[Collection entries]

★ ★ ★ ★ ★

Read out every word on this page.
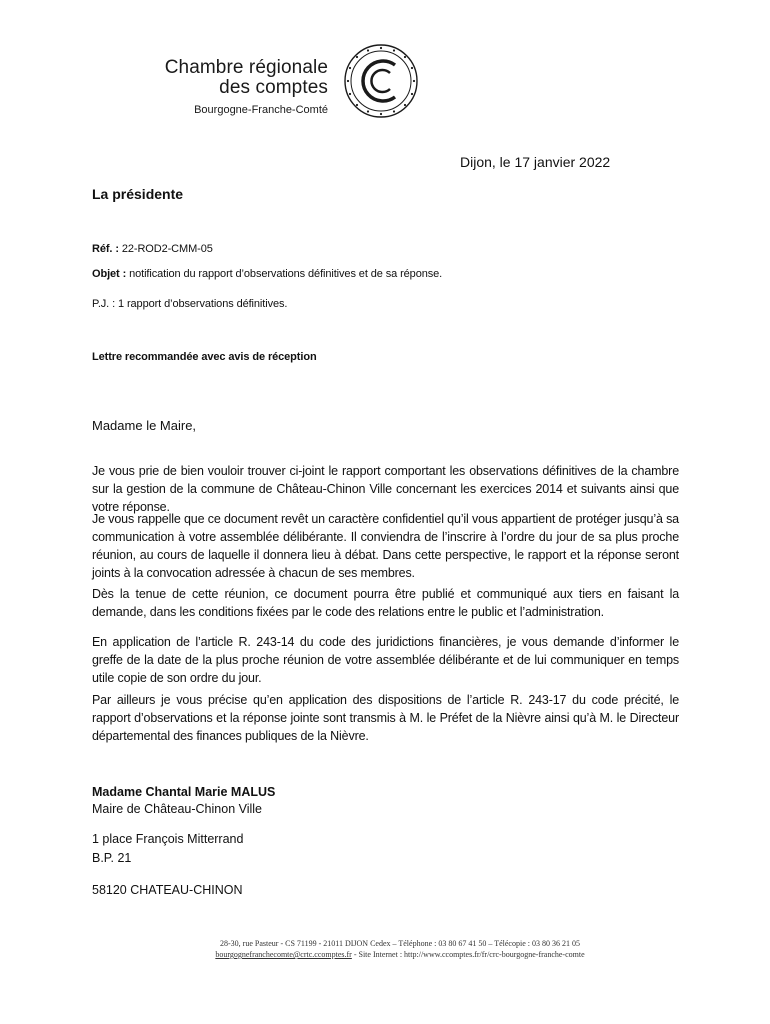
Chambre régionale
des comptes
Bourgogne-Franche-Comté
Dijon, le 17 janvier 2022
La présidente
Réf. : 22-ROD2-CMM-05
Objet : notification du rapport d’observations définitives et de sa réponse.
P.J. : 1 rapport d’observations définitives.
Lettre recommandée avec avis de réception
Madame le Maire,
Je vous prie de bien vouloir trouver ci-joint le rapport comportant les observations définitives de la chambre sur la gestion de la commune de Château-Chinon Ville concernant les exercices 2014 et suivants ainsi que votre réponse.
Je vous rappelle que ce document revêt un caractère confidentiel qu’il vous appartient de protéger jusqu’à sa communication à votre assemblée délibérante. Il conviendra de l’inscrire à l’ordre du jour de sa plus proche réunion, au cours de laquelle il donnera lieu à débat. Dans cette perspective, le rapport et la réponse seront joints à la convocation adressée à chacun de ses membres.
Dès la tenue de cette réunion, ce document pourra être publié et communiqué aux tiers en faisant la demande, dans les conditions fixées par le code des relations entre le public et l’administration.
En application de l’article R. 243-14 du code des juridictions financières, je vous demande d’informer le greffe de la date de la plus proche réunion de votre assemblée délibérante et de lui communiquer en temps utile copie de son ordre du jour.
Par ailleurs je vous précise qu’en application des dispositions de l’article R. 243-17 du code précité, le rapport d’observations et la réponse jointe sont transmis à M. le Préfet de la Nièvre ainsi qu’à M. le Directeur départemental des finances publiques de la Nièvre.
Madame Chantal Marie MALUS
Maire de Château-Chinon Ville
1 place François Mitterrand
B.P. 21
58120 CHATEAU-CHINON
28-30, rue Pasteur - CS 71199 - 21011 DIJON Cedex – Téléphone : 03 80 67 41 50 – Télécopie : 03 80 36 21 05
bourgognefranchecomte@crtc.ccomptes.fr - Site Internet : http://www.ccomptes.fr/fr/crc-bourgogne-franche-comte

★ ★ ★ ★ ★

* _WHAT YOU NEED TO DO_
Set down every record once more, word for word, without pictures.

* _THE COMPLETED TASK_
Read out every word on this page.
Chambre régionale
des comptes
Bourgogne-Franche-Comté
Dijon, le 17 janvier 2022
La présidente
Réf. : 22-ROD2-CMM-05
Objet : notification du rapport d’observations définitives et de sa réponse.
P.J. : 1 rapport d’observations définitives.
Lettre recommandée avec avis de réception
Madame le Maire,
Je vous prie de bien vouloir trouver ci-joint le rapport comportant les observations définitives de la chambre sur la gestion de la commune de Château-Chinon Ville concernant les exercices 2014 et suivants ainsi que votre réponse.
Je vous rappelle que ce document revêt un caractère confidentiel qu’il vous appartient de protéger jusqu’à sa communication à votre assemblée délibérante. Il conviendra de l’inscrire à l’ordre du jour de sa plus proche réunion, au cours de laquelle il donnera lieu à débat. Dans cette perspective, le rapport et la réponse seront joints à la convocation adressée à chacun de ses membres.
Dès la tenue de cette réunion, ce document pourra être publié et communiqué aux tiers en faisant la demande, dans les conditions fixées par le code des relations entre le public et l’administration.
En application de l’article R. 243-14 du code des juridictions financières, je vous demande d’informer le greffe de la date de la plus proche réunion de votre assemblée délibérante et de lui communiquer en temps utile copie de son ordre du jour.
Par ailleurs je vous précise qu’en application des dispositions de l’article R. 243-17 du code précité, le rapport d’observations et la réponse jointe sont transmis à M. le Préfet de la Nièvre ainsi qu’à M. le Directeur départemental des finances publiques de la Nièvre.
Madame Chantal Marie MALUS
Maire de Château-Chinon Ville
1 place François Mitterrand
B.P. 21
58120 CHATEAU-CHINON
28-30, rue Pasteur - CS 71199 - 21011 DIJON Cedex – Téléphone : 03 80 67 41 50 – Télécopie : 03 80 36 21 05
bourgognefranchecomte@crtc.ccomptes.fr - Site Internet : http://www.ccomptes.fr/fr/crc-bourgogne-franche-comte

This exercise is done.